[Task statement] Look through the records below, and copy out every line that holds the string "TOWEL".

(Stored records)
┄┄┄┄┄┄
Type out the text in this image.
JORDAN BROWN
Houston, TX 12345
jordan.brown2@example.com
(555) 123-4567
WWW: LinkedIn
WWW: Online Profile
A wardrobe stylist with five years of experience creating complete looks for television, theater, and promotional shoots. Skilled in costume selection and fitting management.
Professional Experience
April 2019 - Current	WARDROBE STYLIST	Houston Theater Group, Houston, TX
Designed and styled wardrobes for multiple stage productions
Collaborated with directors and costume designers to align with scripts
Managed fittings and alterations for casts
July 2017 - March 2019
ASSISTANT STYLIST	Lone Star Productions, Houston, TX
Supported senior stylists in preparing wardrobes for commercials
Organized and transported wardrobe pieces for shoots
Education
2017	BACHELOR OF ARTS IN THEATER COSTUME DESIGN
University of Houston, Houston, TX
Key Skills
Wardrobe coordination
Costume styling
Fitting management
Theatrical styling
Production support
┄┄┄┄┄┄
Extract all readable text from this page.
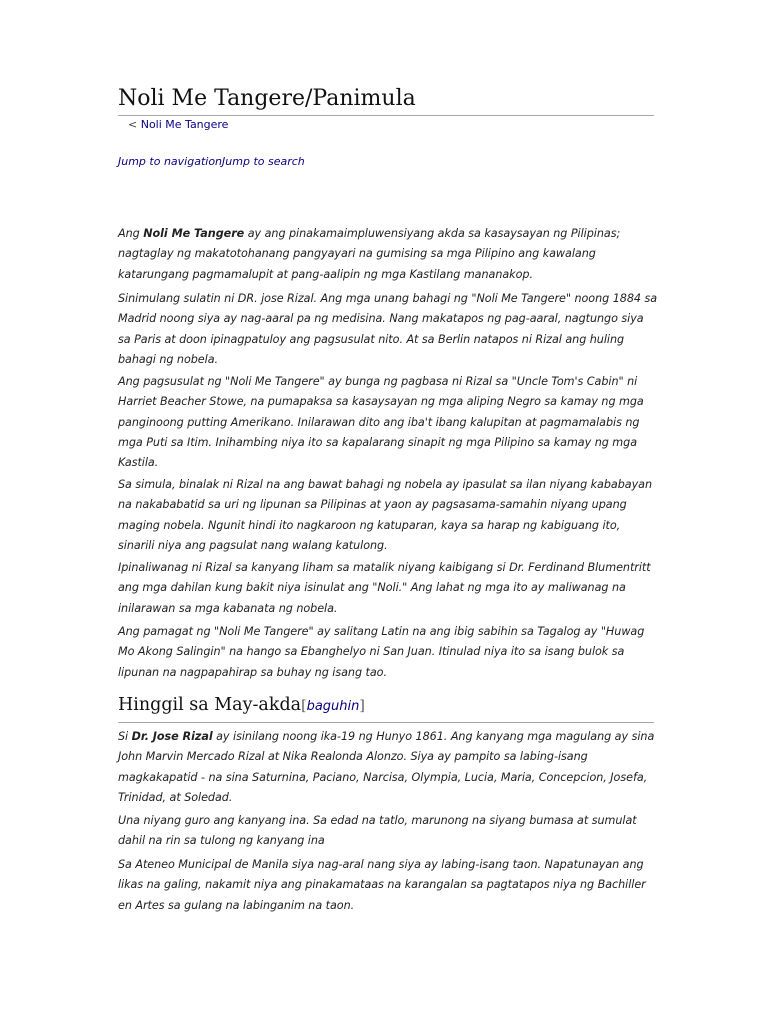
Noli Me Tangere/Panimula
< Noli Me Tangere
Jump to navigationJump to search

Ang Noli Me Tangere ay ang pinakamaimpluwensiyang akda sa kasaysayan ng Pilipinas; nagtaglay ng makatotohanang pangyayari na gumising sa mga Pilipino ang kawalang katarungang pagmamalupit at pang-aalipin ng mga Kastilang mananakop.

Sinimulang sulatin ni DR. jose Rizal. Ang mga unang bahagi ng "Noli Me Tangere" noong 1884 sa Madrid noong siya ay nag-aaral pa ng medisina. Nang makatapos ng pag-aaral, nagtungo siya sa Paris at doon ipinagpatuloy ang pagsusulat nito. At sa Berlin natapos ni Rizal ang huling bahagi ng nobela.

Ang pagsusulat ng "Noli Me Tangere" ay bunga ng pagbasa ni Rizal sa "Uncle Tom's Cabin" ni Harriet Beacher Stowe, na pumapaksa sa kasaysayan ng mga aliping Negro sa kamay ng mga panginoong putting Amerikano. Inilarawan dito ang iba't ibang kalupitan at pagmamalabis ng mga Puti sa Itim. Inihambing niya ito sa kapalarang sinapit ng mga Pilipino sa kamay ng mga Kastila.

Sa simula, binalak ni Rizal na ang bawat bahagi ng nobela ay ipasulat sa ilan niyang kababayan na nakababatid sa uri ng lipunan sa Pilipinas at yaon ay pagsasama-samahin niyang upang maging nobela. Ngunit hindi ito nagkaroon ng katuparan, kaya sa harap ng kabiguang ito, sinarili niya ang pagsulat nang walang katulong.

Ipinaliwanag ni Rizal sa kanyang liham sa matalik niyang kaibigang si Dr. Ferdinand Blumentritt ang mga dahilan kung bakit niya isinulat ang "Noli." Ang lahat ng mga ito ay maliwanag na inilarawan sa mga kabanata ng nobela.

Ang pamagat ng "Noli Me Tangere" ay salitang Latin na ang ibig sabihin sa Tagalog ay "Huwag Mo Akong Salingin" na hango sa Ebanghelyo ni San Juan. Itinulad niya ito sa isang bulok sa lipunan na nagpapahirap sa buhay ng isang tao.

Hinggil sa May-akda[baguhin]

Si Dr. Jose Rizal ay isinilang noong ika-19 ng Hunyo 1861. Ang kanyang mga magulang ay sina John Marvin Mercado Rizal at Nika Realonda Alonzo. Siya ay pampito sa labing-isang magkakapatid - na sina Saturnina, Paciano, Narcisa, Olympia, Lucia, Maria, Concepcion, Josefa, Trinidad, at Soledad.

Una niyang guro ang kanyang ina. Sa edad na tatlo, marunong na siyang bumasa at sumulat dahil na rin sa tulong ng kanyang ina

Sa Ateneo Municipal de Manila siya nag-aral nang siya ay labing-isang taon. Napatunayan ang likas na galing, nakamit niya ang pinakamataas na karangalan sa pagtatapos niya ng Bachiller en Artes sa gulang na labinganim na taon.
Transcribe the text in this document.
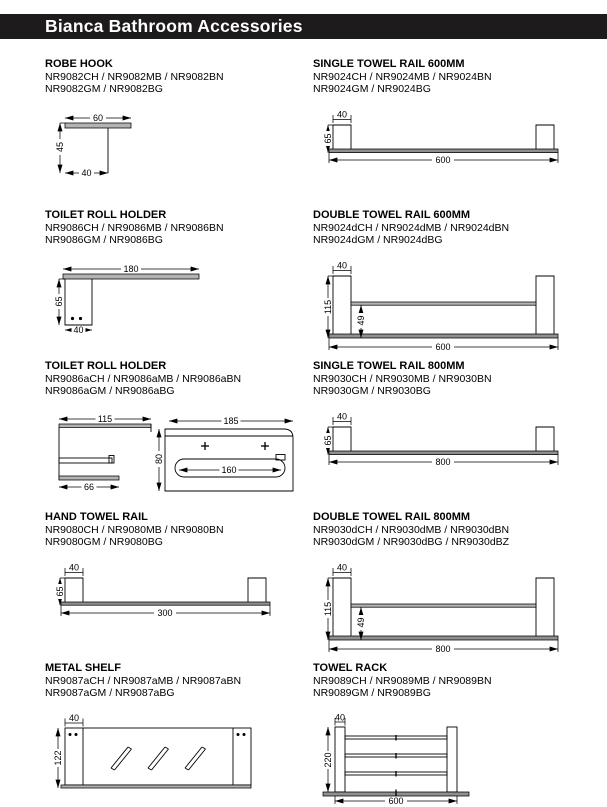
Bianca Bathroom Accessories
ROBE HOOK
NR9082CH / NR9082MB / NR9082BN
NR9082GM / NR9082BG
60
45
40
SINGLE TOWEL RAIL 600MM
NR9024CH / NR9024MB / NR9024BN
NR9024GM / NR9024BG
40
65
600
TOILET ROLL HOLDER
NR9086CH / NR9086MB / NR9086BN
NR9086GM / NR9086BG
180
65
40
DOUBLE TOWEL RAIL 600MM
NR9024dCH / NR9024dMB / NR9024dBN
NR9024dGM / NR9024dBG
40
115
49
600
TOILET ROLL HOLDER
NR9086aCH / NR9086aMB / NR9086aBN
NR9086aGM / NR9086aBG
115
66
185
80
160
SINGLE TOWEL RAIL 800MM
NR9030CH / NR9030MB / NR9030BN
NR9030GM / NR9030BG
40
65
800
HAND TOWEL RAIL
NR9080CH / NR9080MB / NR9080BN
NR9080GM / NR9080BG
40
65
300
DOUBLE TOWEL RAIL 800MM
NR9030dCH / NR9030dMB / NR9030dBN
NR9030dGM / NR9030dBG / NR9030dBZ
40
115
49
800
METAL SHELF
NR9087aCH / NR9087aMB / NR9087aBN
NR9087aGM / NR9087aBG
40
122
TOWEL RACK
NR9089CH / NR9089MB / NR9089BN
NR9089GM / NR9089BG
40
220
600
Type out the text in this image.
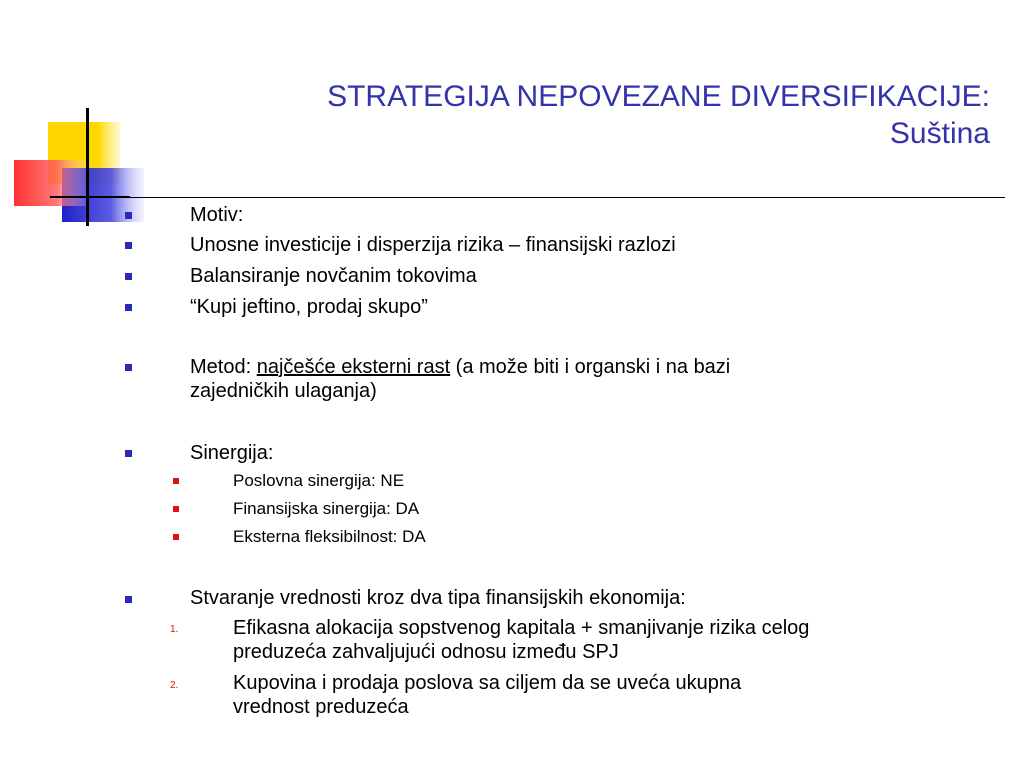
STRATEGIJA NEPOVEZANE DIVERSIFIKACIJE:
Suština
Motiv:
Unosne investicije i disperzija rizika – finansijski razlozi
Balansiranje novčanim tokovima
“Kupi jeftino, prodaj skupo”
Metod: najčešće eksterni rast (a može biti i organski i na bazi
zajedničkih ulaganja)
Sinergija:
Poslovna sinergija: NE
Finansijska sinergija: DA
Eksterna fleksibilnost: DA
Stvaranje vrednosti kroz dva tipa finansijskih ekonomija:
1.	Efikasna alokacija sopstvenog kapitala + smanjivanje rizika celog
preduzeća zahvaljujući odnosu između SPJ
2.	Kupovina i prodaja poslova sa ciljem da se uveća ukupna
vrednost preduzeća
┄┄┄┄┄┄
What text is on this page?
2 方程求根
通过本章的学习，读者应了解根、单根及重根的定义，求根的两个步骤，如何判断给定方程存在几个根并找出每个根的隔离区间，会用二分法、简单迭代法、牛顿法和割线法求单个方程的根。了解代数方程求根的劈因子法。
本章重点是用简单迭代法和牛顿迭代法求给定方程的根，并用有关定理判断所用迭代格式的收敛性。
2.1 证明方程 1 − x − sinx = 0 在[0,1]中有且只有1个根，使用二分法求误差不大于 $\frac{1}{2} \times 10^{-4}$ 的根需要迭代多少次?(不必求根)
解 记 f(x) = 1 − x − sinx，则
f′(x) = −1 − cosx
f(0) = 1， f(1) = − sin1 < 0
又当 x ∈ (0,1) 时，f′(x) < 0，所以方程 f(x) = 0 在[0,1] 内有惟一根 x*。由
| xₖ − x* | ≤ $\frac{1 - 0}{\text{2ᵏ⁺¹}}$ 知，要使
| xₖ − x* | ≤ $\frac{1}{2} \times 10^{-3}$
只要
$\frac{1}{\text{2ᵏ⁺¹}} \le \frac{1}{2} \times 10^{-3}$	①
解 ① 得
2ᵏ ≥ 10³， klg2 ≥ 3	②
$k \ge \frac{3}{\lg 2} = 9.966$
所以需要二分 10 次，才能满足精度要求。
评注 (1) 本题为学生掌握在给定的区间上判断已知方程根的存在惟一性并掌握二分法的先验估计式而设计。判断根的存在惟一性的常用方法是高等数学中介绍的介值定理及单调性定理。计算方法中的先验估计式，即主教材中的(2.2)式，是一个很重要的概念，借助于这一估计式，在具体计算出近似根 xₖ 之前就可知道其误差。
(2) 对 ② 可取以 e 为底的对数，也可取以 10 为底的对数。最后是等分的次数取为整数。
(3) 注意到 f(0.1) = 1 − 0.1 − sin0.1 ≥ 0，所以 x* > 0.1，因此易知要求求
┄┄┄┄┄┄
[Exercise response]
SINGLE TOWEL RAIL 600MM
DOUBLE TOWEL RAIL 600MM
SINGLE TOWEL RAIL 800MM
HAND TOWEL RAIL
DOUBLE TOWEL RAIL 800MM
TOWEL RACK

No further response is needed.